> [Stated exercise] All of the data must be printed exactly; please include every line.

>> START Data for processing

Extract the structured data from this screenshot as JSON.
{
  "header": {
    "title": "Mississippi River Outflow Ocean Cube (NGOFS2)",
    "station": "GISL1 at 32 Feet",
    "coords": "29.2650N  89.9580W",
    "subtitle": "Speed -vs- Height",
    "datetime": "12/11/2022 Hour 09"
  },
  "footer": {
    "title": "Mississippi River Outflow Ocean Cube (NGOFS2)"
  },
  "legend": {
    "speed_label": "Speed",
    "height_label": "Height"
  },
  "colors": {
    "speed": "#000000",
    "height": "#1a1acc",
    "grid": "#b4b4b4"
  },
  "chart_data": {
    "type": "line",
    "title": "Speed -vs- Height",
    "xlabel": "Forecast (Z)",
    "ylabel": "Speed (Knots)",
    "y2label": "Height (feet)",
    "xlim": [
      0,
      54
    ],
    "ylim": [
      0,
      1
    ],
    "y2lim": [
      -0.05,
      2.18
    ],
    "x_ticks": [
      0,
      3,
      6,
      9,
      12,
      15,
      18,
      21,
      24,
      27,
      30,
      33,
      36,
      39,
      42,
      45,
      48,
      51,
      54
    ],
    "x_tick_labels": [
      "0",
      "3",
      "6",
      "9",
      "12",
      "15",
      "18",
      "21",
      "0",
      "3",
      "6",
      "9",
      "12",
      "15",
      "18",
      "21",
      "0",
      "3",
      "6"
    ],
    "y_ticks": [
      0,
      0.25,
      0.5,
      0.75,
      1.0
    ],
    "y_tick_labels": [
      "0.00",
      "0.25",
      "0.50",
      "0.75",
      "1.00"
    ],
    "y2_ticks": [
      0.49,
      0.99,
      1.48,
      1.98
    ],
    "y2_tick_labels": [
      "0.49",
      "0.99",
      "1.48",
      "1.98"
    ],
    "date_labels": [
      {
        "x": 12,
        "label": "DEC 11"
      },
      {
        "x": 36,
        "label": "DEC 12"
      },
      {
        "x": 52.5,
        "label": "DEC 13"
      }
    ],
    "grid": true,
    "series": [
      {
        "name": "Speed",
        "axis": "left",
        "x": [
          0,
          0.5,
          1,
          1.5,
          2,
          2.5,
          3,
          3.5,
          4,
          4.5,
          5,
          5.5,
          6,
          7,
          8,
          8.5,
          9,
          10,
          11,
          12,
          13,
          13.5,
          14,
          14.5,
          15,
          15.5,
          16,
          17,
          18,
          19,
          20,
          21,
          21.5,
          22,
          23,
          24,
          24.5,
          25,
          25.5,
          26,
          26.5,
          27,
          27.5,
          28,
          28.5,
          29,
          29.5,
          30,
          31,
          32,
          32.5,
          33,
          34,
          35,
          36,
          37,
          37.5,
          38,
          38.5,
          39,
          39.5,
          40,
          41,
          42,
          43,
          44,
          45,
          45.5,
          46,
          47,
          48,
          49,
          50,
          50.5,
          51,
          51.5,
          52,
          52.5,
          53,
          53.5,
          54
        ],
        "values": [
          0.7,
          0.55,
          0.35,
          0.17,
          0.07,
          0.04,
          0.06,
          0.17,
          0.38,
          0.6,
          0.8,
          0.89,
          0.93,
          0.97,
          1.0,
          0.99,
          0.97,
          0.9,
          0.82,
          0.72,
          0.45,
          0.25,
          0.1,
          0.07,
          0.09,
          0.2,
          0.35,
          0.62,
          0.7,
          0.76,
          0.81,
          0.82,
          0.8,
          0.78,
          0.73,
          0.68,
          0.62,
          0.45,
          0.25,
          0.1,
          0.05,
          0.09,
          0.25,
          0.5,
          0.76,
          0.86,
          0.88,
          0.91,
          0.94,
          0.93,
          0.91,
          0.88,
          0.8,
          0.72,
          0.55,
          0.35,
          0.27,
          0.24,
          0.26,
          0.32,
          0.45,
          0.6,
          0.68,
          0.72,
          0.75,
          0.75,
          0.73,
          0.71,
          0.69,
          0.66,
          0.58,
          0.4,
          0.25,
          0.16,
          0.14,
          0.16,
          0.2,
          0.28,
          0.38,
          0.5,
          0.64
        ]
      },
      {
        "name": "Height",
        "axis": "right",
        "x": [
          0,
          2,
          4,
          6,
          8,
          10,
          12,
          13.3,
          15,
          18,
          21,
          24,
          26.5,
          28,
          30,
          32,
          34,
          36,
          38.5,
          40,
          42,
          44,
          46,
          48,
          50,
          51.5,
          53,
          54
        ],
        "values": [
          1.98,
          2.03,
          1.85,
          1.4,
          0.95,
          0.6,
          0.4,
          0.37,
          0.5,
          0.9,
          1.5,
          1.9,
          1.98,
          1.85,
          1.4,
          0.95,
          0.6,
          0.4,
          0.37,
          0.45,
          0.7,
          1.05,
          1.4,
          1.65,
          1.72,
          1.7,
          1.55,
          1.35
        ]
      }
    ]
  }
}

>> END Data for processing

> [Response to the task]
Extract the structured data from this screenshot as JSON.
{
  "header": {
    "title": "Mississippi River Outflow Ocean Cube (NGOFS2)",
    "station": "GISL1 at 32 Feet",
    "coords": "29.2650N  89.9580W",
    "subtitle": "Speed -vs- Height",
    "datetime": "12/11/2022 Hour 09"
  },
  "footer": {
    "title": "Mississippi River Outflow Ocean Cube (NGOFS2)"
  },
  "legend": {
    "speed_label": "Speed",
    "height_label": "Height"
  },
  "colors": {
    "speed": "#000000",
    "height": "#1a1acc",
    "grid": "#b4b4b4"
  },
  "chart_data": {
    "type": "line",
    "title": "Speed -vs- Height",
    "xlabel": "Forecast (Z)",
    "ylabel": "Speed (Knots)",
    "y2label": "Height (feet)",
    "xlim": [
      0,
      54
    ],
    "ylim": [
      0,
      1
    ],
    "y2lim": [
      -0.05,
      2.18
    ],
    "x_ticks": [
      0,
      3,
      6,
      9,
      12,
      15,
      18,
      21,
      24,
      27,
      30,
      33,
      36,
      39,
      42,
      45,
      48,
      51,
      54
    ],
    "x_tick_labels": [
      "0",
      "3",
      "6",
      "9",
      "12",
      "15",
      "18",
      "21",
      "0",
      "3",
      "6",
      "9",
      "12",
      "15",
      "18",
      "21",
      "0",
      "3",
      "6"
    ],
    "y_ticks": [
      0,
      0.25,
      0.5,
      0.75,
      1.0
    ],
    "y_tick_labels": [
      "0.00",
      "0.25",
      "0.50",
      "0.75",
      "1.00"
    ],
    "y2_ticks": [
      0.49,
      0.99,
      1.48,
      1.98
    ],
    "y2_tick_labels": [
      "0.49",
      "0.99",
      "1.48",
      "1.98"
    ],
    "date_labels": [
      {
        "x": 12,
        "label": "DEC 11"
      },
      {
        "x": 36,
        "label": "DEC 12"
      },
      {
        "x": 52.5,
        "label": "DEC 13"
      }
    ],
    "grid": true,
    "series": [
      {
        "name": "Speed",
        "axis": "left",
        "x": [
          0,
          0.5,
          1,
          1.5,
          2,
          2.5,
          3,
          3.5,
          4,
          4.5,
          5,
          5.5,
          6,
          7,
          8,
          8.5,
          9,
          10,
          11,
          12,
          13,
          13.5,
          14,
          14.5,
          15,
          15.5,
          16,
          17,
          18,
          19,
          20,
          21,
          21.5,
          22,
          23,
          24,
          24.5,
          25,
          25.5,
          26,
          26.5,
          27,
          27.5,
          28,
          28.5,
          29,
          29.5,
          30,
          31,
          32,
          32.5,
          33,
          34,
          35,
          36,
          37,
          37.5,
          38,
          38.5,
          39,
          39.5,
          40,
          41,
          42,
          43,
          44,
          45,
          45.5,
          46,
          47,
          48,
          49,
          50,
          50.5,
          51,
          51.5,
          52,
          52.5,
          53,
          53.5,
          54
        ],
        "values": [
          0.7,
          0.55,
          0.35,
          0.17,
          0.07,
          0.04,
          0.06,
          0.17,
          0.38,
          0.6,
          0.8,
          0.89,
          0.93,
          0.97,
          1.0,
          0.99,
          0.97,
          0.9,
          0.82,
          0.72,
          0.45,
          0.25,
          0.1,
          0.07,
          0.09,
          0.2,
          0.35,
          0.62,
          0.7,
          0.76,
          0.81,
          0.82,
          0.8,
          0.78,
          0.73,
          0.68,
          0.62,
          0.45,
          0.25,
          0.1,
          0.05,
          0.09,
          0.25,
          0.5,
          0.76,
          0.86,
          0.88,
          0.91,
          0.94,
          0.93,
          0.91,
          0.88,
          0.8,
          0.72,
          0.55,
          0.35,
          0.27,
          0.24,
          0.26,
          0.32,
          0.45,
          0.6,
          0.68,
          0.72,
          0.75,
          0.75,
          0.73,
          0.71,
          0.69,
          0.66,
          0.58,
          0.4,
          0.25,
          0.16,
          0.14,
          0.16,
          0.2,
          0.28,
          0.38,
          0.5,
          0.64
        ]
      },
      {
        "name": "Height",
        "axis": "right",
        "x": [
          0,
          2,
          4,
          6,
          8,
          10,
          12,
          13.3,
          15,
          18,
          21,
          24,
          26.5,
          28,
          30,
          32,
          34,
          36,
          38.5,
          40,
          42,
          44,
          46,
          48,
          50,
          51.5,
          53,
          54
        ],
        "values": [
          1.98,
          2.03,
          1.85,
          1.4,
          0.95,
          0.6,
          0.4,
          0.37,
          0.5,
          0.9,
          1.5,
          1.9,
          1.98,
          1.85,
          1.4,
          0.95,
          0.6,
          0.4,
          0.37,
          0.45,
          0.7,
          1.05,
          1.4,
          1.65,
          1.72,
          1.7,
          1.55,
          1.35
        ]
      }
    ]
  }
}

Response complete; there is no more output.